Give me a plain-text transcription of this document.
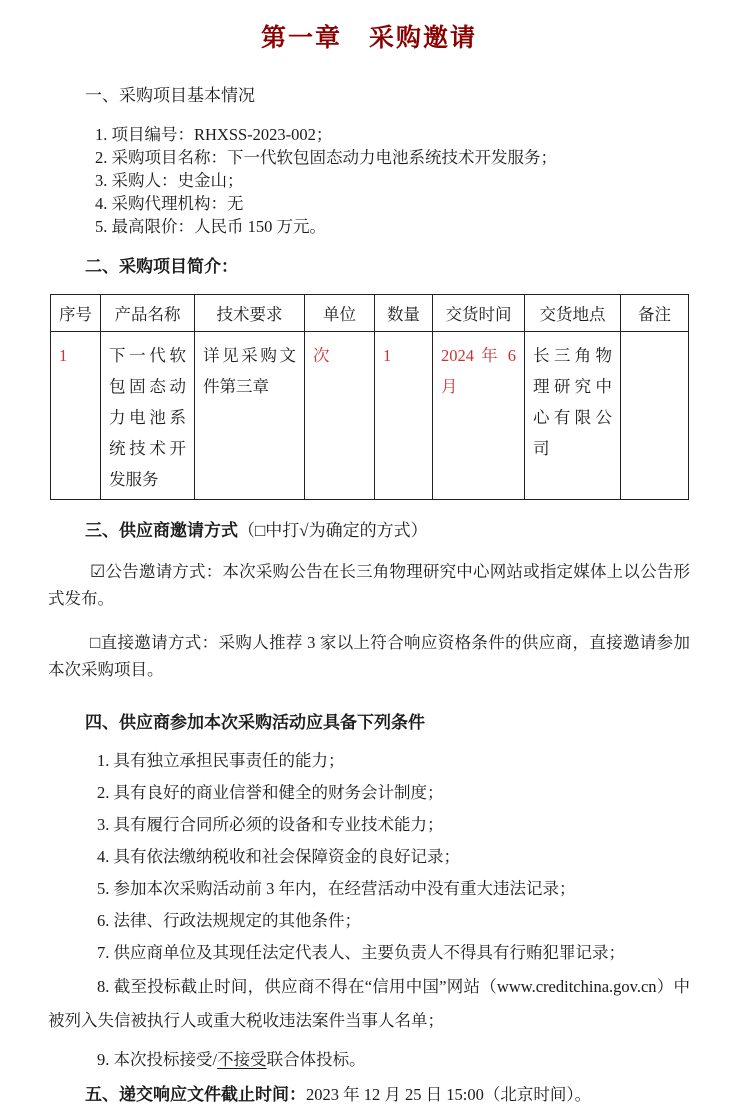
第一章　采购邀请

一、采购项目基本情况

1. 项目编号：RHXSS-2023-002；

2. 采购项目名称：下一代软包固态动力电池系统技术开发服务；

3. 采购人：史金山；

4. 采购代理机构：无

5. 最高限价：人民币 150 万元。

二、采购项目简介：

序号	产品名称	技术要求	单位	数量	交货时间	交货地点	备注
1	下一代软包固态动力电池系统技术开发服务	详见采购文件第三章	次	1	2024 年 6 月	长三角物理研究中心有限公司	

三、供应商邀请方式（□中打√为确定的方式）

☑公告邀请方式：本次采购公告在长三角物理研究中心网站或指定媒体上以公告形式发布。

□直接邀请方式：采购人推荐 3 家以上符合响应资格条件的供应商，直接邀请参加本次采购项目。

四、供应商参加本次采购活动应具备下列条件

1. 具有独立承担民事责任的能力；

2. 具有良好的商业信誉和健全的财务会计制度；

3. 具有履行合同所必须的设备和专业技术能力；

4. 具有依法缴纳税收和社会保障资金的良好记录；

5. 参加本次采购活动前 3 年内，在经营活动中没有重大违法记录；

6. 法律、行政法规规定的其他条件；

7. 供应商单位及其现任法定代表人、主要负责人不得具有行贿犯罪记录；

8. 截至投标截止时间，供应商不得在“信用中国”网站（www.creditchina.gov.cn）中被列入失信被执行人或重大税收违法案件当事人名单；

9. 本次投标接受/不接受联合体投标。

五、递交响应文件截止时间：2023 年 12 月 25 日 15:00（北京时间）。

Task. Leave out the pictures and give the listing above again exactly.

Full answer.
Give me a plain-text transcription of this document.
第一章　采购邀请

一、采购项目基本情况

1. 项目编号：RHXSS-2023-002；

2. 采购项目名称：下一代软包固态动力电池系统技术开发服务；

3. 采购人：史金山；

4. 采购代理机构：无

5. 最高限价：人民币 150 万元。

二、采购项目简介：

序号	产品名称	技术要求	单位	数量	交货时间	交货地点	备注
1	下一代软包固态动力电池系统技术开发服务	详见采购文件第三章	次	1	2024 年 6 月	长三角物理研究中心有限公司	

三、供应商邀请方式（□中打√为确定的方式）

☑公告邀请方式：本次采购公告在长三角物理研究中心网站或指定媒体上以公告形式发布。

□直接邀请方式：采购人推荐 3 家以上符合响应资格条件的供应商，直接邀请参加本次采购项目。

四、供应商参加本次采购活动应具备下列条件

1. 具有独立承担民事责任的能力；

2. 具有良好的商业信誉和健全的财务会计制度；

3. 具有履行合同所必须的设备和专业技术能力；

4. 具有依法缴纳税收和社会保障资金的良好记录；

5. 参加本次采购活动前 3 年内，在经营活动中没有重大违法记录；

6. 法律、行政法规规定的其他条件；

7. 供应商单位及其现任法定代表人、主要负责人不得具有行贿犯罪记录；

8. 截至投标截止时间，供应商不得在“信用中国”网站（www.creditchina.gov.cn）中被列入失信被执行人或重大税收违法案件当事人名单；

9. 本次投标接受/不接受联合体投标。

五、递交响应文件截止时间：2023 年 12 月 25 日 15:00（北京时间）。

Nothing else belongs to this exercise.